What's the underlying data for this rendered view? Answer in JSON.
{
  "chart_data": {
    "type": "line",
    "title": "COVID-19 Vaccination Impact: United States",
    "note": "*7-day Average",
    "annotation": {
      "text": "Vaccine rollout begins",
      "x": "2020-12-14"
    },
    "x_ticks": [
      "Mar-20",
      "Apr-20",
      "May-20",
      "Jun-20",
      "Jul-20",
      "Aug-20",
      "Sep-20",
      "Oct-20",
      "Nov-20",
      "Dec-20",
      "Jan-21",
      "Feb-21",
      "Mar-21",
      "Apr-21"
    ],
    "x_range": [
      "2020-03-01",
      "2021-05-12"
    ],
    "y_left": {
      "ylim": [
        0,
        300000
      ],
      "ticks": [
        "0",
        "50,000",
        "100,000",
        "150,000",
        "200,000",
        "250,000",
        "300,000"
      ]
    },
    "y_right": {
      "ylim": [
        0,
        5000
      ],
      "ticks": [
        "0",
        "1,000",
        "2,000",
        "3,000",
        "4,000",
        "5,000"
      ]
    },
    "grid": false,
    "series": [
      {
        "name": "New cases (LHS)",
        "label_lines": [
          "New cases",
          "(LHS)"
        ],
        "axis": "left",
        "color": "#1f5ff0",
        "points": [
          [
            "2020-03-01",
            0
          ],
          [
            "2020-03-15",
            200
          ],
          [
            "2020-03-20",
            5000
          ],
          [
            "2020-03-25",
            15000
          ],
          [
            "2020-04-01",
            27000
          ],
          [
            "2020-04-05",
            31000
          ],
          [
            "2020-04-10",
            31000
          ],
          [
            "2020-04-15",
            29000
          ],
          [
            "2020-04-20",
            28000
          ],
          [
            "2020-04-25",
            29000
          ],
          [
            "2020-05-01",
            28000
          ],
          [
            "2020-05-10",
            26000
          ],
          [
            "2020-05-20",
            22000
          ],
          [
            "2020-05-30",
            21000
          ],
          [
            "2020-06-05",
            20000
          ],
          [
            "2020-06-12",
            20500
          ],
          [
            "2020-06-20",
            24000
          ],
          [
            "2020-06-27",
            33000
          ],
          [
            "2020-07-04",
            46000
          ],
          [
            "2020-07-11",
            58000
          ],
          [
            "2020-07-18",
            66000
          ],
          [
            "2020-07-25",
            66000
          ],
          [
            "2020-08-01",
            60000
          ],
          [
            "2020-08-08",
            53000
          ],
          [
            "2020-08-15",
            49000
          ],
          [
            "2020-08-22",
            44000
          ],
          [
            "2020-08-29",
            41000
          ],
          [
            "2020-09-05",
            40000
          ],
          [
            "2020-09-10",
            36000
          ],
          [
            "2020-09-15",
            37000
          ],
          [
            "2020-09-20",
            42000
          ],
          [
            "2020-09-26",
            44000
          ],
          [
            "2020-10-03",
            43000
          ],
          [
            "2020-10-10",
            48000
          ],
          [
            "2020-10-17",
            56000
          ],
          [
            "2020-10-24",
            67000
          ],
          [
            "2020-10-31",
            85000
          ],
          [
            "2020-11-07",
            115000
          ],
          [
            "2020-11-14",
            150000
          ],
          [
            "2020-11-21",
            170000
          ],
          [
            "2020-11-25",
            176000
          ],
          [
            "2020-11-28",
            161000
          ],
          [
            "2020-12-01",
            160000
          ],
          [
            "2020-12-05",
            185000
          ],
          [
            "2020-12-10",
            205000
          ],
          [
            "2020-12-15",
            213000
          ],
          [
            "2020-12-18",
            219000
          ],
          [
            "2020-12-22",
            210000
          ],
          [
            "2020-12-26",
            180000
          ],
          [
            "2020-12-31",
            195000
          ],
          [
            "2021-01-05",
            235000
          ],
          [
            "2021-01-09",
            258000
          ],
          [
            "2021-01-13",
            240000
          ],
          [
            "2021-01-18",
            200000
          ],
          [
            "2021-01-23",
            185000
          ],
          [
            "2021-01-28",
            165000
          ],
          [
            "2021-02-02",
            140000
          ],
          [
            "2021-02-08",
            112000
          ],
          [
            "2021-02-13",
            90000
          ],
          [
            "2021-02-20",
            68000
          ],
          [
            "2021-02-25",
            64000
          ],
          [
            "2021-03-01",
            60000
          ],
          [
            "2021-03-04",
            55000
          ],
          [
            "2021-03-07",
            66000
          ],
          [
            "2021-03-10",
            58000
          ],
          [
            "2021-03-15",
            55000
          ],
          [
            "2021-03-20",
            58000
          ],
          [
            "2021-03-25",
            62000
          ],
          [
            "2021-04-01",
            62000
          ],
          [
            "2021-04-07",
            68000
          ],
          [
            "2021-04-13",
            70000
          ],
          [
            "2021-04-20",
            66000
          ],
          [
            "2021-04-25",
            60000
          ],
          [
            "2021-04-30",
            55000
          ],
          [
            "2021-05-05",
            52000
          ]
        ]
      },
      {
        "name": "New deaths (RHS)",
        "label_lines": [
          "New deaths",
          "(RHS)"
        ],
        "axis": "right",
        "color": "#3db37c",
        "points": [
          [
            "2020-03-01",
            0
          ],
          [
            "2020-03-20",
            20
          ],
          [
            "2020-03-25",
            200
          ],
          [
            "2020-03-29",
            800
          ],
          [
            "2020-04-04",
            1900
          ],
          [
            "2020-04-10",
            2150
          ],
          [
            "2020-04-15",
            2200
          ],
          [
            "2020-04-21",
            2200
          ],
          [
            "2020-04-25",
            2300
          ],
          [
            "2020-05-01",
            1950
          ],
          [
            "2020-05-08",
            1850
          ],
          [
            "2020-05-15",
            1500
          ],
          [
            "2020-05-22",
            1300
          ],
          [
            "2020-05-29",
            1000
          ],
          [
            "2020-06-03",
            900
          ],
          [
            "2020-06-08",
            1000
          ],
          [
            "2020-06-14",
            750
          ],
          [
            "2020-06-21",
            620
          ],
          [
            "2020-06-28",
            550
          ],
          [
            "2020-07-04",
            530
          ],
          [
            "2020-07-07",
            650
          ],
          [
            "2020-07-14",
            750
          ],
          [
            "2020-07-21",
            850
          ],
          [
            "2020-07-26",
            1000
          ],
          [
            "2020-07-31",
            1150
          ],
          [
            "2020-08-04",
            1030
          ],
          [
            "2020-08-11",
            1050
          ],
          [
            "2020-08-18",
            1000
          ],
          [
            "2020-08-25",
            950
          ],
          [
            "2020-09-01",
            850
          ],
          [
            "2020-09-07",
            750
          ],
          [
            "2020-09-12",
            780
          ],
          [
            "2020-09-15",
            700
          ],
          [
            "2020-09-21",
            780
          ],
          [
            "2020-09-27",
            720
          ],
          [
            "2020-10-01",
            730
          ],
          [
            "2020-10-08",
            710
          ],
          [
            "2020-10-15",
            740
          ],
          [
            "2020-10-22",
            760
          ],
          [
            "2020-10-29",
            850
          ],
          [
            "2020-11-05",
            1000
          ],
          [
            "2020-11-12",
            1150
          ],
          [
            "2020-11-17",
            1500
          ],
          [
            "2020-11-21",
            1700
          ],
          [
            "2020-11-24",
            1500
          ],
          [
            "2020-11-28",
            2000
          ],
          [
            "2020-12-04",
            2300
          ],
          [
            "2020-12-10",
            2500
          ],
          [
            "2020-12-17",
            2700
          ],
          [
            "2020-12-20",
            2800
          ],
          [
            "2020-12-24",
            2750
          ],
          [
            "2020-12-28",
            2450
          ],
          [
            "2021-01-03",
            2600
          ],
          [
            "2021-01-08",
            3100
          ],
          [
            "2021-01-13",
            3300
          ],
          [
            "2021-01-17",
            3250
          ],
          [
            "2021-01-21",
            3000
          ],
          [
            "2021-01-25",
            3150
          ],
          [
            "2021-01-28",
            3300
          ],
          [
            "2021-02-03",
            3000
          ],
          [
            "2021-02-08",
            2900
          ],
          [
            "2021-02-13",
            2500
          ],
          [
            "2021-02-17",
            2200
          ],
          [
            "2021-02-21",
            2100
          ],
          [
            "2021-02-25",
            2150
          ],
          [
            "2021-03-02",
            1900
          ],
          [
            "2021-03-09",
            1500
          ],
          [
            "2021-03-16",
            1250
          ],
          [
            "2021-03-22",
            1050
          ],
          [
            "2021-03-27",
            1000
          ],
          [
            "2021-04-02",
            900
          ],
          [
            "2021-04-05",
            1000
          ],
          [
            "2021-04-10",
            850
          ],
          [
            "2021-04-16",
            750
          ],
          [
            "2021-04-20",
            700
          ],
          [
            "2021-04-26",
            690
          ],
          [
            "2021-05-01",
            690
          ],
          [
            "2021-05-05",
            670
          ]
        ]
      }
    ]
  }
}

----

◆ Problem description ◆
Your task is to pick out every line with the string "name" and copy it.

◆ Answer to the problem ◆
        "name": "New cases (LHS)",
        "name": "New deaths (RHS)",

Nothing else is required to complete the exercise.